Task to carry out
Each line containing the word "Search" should be found and copied.

Stored data
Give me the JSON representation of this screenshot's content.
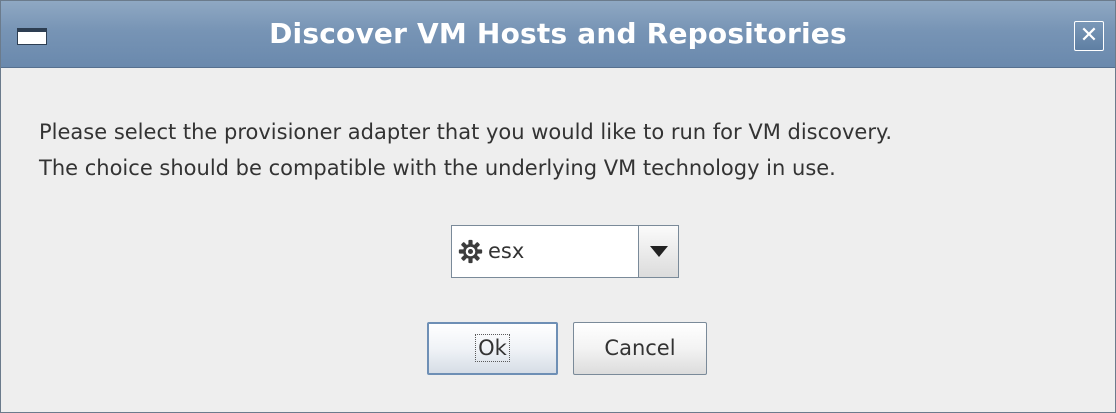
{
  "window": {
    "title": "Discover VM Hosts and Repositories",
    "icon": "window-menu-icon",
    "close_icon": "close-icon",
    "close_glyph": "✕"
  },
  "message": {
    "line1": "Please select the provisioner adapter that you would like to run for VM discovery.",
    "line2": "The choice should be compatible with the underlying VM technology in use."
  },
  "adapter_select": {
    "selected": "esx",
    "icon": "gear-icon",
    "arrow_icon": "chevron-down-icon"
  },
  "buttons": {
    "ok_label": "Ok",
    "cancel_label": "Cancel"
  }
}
--
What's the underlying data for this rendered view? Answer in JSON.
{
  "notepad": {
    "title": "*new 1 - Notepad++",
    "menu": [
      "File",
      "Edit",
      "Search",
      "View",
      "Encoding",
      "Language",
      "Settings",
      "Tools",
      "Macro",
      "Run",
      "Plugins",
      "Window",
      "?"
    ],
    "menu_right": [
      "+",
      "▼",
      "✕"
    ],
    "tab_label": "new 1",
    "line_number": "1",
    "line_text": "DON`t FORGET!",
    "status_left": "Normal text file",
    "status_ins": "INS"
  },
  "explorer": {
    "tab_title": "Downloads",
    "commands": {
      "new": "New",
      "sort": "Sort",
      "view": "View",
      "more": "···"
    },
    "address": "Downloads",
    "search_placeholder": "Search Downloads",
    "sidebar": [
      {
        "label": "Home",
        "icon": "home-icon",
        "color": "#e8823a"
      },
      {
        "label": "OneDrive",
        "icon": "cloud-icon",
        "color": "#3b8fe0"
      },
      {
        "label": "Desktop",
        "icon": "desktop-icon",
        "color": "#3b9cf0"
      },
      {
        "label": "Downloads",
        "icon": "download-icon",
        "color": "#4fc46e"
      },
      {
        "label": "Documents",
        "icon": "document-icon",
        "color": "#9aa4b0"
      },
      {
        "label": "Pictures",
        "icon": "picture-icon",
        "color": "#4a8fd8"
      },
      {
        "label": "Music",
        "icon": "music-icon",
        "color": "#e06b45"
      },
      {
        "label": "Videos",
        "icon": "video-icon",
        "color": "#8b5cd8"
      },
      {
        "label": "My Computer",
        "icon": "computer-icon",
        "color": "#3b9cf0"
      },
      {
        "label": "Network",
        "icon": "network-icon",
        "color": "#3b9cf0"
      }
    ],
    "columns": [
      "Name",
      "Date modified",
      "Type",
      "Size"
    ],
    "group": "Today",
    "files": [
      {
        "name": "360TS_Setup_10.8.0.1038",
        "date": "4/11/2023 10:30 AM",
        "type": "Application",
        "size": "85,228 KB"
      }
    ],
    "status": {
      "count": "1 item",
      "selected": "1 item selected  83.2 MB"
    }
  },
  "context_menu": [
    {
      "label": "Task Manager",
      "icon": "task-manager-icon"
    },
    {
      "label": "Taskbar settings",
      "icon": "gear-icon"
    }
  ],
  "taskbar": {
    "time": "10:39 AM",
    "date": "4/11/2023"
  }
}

Response to the exercise
      "Search",
    "search_placeholder": "Search Downloads",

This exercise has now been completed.